→ Work required
Pictures in the data below are not part of the copy; transcribe everything else exactly.

Saved entries:
## Begin

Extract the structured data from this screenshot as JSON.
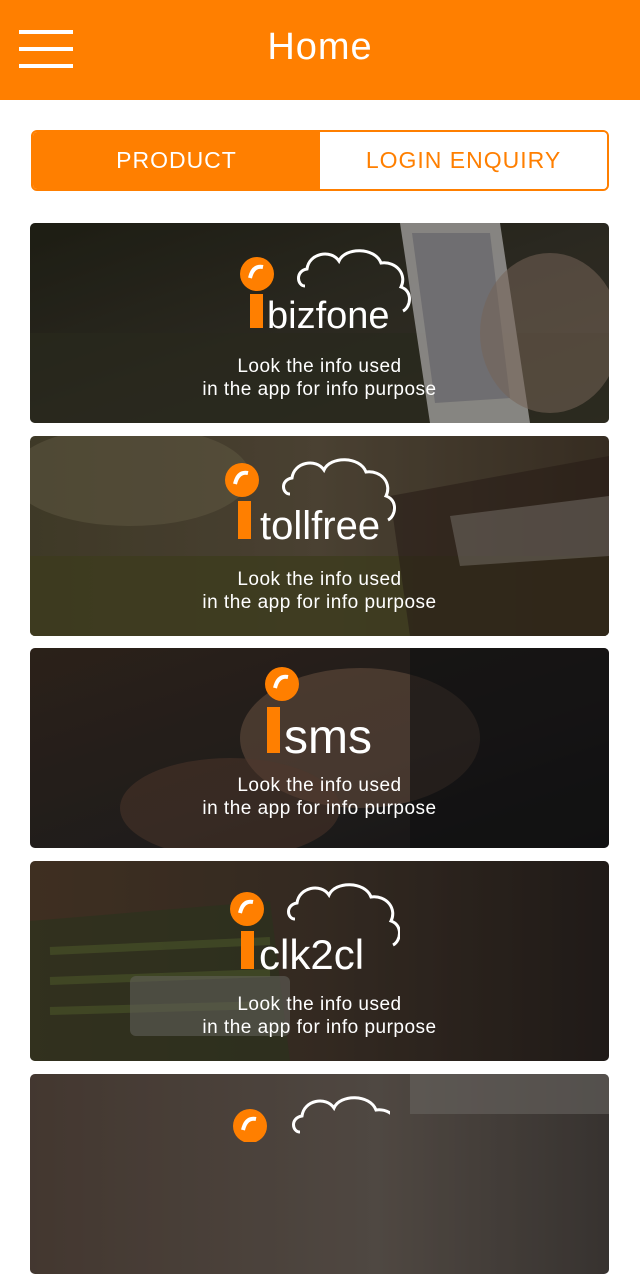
{
  "header": {
    "title": "Home",
    "menu_icon": "hamburger-menu-icon"
  },
  "tabs": [
    {
      "label": "PRODUCT",
      "active": true
    },
    {
      "label": "LOGIN ENQUIRY",
      "active": false
    }
  ],
  "colors": {
    "brand": "#ff7f00",
    "background": "#ffffff",
    "text_on_brand": "#ffffff"
  },
  "products": [
    {
      "name": "bizfone",
      "line1": "Look the info used",
      "line2": "in the app for info purpose",
      "icon": "phone-cloud-logo-icon"
    },
    {
      "name": "tollfree",
      "line1": "Look the info used",
      "line2": "in the app for info purpose",
      "icon": "phone-cloud-logo-icon"
    },
    {
      "name": "sms",
      "line1": "Look the info used",
      "line2": "in the app for info purpose",
      "icon": "phone-cloud-logo-icon"
    },
    {
      "name": "clk2cl",
      "line1": "Look the info used",
      "line2": "in the app for info purpose",
      "icon": "phone-cloud-logo-icon"
    },
    {
      "name": "",
      "line1": "",
      "line2": "",
      "icon": "phone-cloud-logo-icon"
    }
  ]
}
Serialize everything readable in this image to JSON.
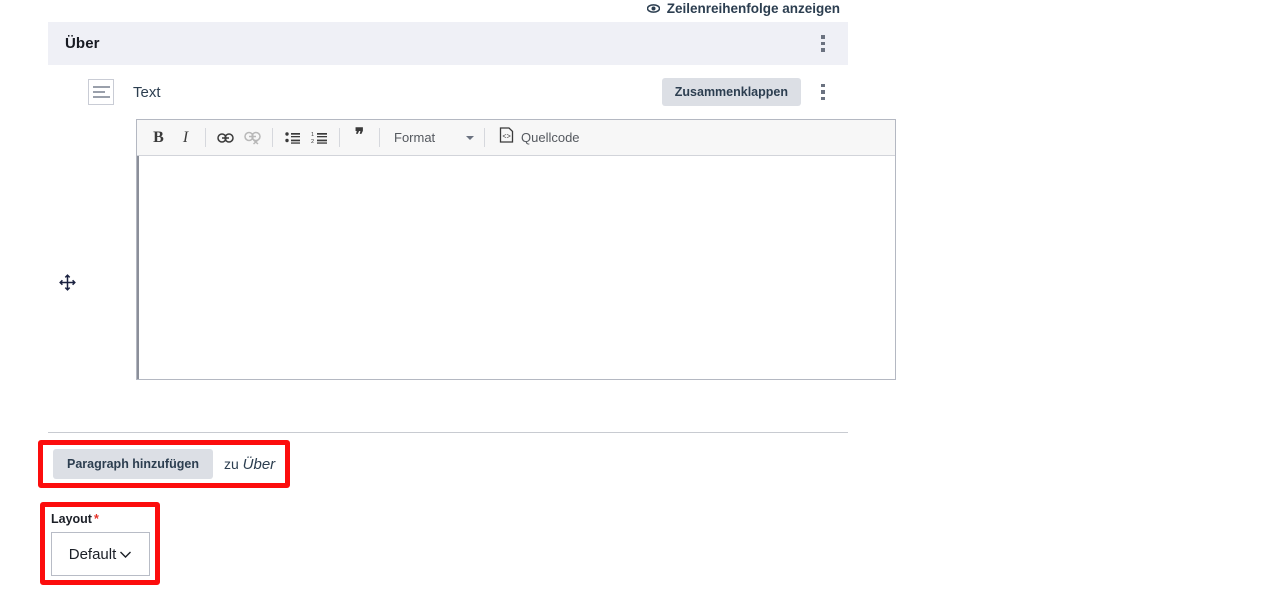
{
  "top_bar": {
    "row_order_link": "Zeilenreihenfolge anzeigen",
    "eye_icon": "eye-icon"
  },
  "about_section": {
    "title": "Über",
    "menu_icon": "kebab-menu-icon",
    "paragraph": {
      "type_icon": "text-lines-icon",
      "type_label": "Text",
      "collapse_label": "Zusammenklappen",
      "menu_icon": "kebab-menu-icon",
      "drag_icon": "move-handle-icon",
      "editor": {
        "toolbar": {
          "bold": "B",
          "italic": "I",
          "link_icon": "link-icon",
          "unlink_icon": "unlink-icon",
          "bulleted_list_icon": "bulleted-list-icon",
          "numbered_list_icon": "numbered-list-icon",
          "blockquote": "❞",
          "format_label": "Format",
          "format_caret": "chevron-down-icon",
          "source_icon": "source-code-icon",
          "source_label": "Quellcode"
        },
        "content": ""
      }
    }
  },
  "add_paragraph": {
    "button_label": "Paragraph hinzufügen",
    "suffix_text": "zu",
    "target_name": "Über",
    "highlight_color": "#fc0d0d"
  },
  "layout_field": {
    "label": "Layout",
    "required_marker": "*",
    "selected_value": "Default",
    "caret_icon": "chevron-down-icon",
    "highlight_color": "#fc0d0d"
  }
}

## End

→ The result
Extract the structured data from this screenshot as JSON.
{
  "header": {
    "title": "Home",
    "menu_icon": "hamburger-menu-icon"
  },
  "tabs": [
    {
      "label": "PRODUCT",
      "active": true
    },
    {
      "label": "LOGIN ENQUIRY",
      "active": false
    }
  ],
  "colors": {
    "brand": "#ff7f00",
    "background": "#ffffff",
    "text_on_brand": "#ffffff"
  },
  "products": [
    {
      "name": "bizfone",
      "line1": "Look the info used",
      "line2": "in the app for info purpose",
      "icon": "phone-cloud-logo-icon"
    },
    {
      "name": "tollfree",
      "line1": "Look the info used",
      "line2": "in the app for info purpose",
      "icon": "phone-cloud-logo-icon"
    },
    {
      "name": "sms",
      "line1": "Look the info used",
      "line2": "in the app for info purpose",
      "icon": "phone-cloud-logo-icon"
    },
    {
      "name": "clk2cl",
      "line1": "Look the info used",
      "line2": "in the app for info purpose",
      "icon": "phone-cloud-logo-icon"
    },
    {
      "name": "",
      "line1": "",
      "line2": "",
      "icon": "phone-cloud-logo-icon"
    }
  ]
}
Serialize everything readable in this image to JSON.
{
  "top_bar": {
    "row_order_link": "Zeilenreihenfolge anzeigen",
    "eye_icon": "eye-icon"
  },
  "about_section": {
    "title": "Über",
    "menu_icon": "kebab-menu-icon",
    "paragraph": {
      "type_icon": "text-lines-icon",
      "type_label": "Text",
      "collapse_label": "Zusammenklappen",
      "menu_icon": "kebab-menu-icon",
      "drag_icon": "move-handle-icon",
      "editor": {
        "toolbar": {
          "bold": "B",
          "italic": "I",
          "link_icon": "link-icon",
          "unlink_icon": "unlink-icon",
          "bulleted_list_icon": "bulleted-list-icon",
          "numbered_list_icon": "numbered-list-icon",
          "blockquote": "❞",
          "format_label": "Format",
          "format_caret": "chevron-down-icon",
          "source_icon": "source-code-icon",
          "source_label": "Quellcode"
        },
        "content": ""
      }
    }
  },
  "add_paragraph": {
    "button_label": "Paragraph hinzufügen",
    "suffix_text": "zu",
    "target_name": "Über",
    "highlight_color": "#fc0d0d"
  },
  "layout_field": {
    "label": "Layout",
    "required_marker": "*",
    "selected_value": "Default",
    "caret_icon": "chevron-down-icon",
    "highlight_color": "#fc0d0d"
  }
}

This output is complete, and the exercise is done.